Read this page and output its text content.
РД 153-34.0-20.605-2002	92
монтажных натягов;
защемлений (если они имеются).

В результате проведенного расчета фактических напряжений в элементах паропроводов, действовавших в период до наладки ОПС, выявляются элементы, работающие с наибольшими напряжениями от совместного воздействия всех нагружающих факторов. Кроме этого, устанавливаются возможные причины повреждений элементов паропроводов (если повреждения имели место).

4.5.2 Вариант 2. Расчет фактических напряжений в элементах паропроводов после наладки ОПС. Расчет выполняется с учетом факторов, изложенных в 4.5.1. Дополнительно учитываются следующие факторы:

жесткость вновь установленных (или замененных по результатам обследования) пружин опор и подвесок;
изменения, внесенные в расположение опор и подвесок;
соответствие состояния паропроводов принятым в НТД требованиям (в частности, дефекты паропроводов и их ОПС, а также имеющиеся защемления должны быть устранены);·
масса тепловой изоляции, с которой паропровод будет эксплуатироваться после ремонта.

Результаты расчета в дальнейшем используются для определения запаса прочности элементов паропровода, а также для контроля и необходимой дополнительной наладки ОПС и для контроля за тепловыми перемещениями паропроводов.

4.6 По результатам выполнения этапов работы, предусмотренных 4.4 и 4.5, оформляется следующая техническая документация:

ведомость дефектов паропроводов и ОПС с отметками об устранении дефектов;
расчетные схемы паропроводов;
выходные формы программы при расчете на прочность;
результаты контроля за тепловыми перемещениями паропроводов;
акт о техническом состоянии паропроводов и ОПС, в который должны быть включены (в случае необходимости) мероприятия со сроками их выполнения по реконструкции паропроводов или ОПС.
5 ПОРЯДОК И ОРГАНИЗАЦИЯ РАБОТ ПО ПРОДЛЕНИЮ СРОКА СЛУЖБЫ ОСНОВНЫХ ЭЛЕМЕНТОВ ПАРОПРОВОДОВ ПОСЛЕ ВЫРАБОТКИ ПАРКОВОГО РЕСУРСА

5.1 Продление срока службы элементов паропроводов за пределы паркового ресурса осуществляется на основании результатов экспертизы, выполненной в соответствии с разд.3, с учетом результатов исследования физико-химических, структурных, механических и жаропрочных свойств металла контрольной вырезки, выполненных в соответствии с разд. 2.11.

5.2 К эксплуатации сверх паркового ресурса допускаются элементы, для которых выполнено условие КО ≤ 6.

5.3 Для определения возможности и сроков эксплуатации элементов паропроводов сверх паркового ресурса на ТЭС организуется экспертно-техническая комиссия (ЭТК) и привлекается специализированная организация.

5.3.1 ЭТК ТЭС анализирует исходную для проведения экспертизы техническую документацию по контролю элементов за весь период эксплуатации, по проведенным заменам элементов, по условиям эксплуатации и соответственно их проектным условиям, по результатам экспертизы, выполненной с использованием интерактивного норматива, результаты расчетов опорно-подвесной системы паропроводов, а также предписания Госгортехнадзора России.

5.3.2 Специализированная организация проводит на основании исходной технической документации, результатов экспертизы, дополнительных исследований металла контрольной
☆ ☆ ☆ ☆ ☆
_TASK REQUIREMENTS_: Locate each line containing the string "контрольной" and show it.

_THE REPLY_:
5.1 Продление срока службы элементов паропроводов за пределы паркового ресурса осуществляется на основании результатов экспертизы, выполненной в соответствии с разд.3, с учетом результатов исследования физико-химических, структурных, механических и жаропрочных свойств металла контрольной вырезки, выполненных в соответствии с разд. 2.11.
5.3.2 Специализированная организация проводит на основании исходной технической документации, результатов экспертизы, дополнительных исследований металла контрольной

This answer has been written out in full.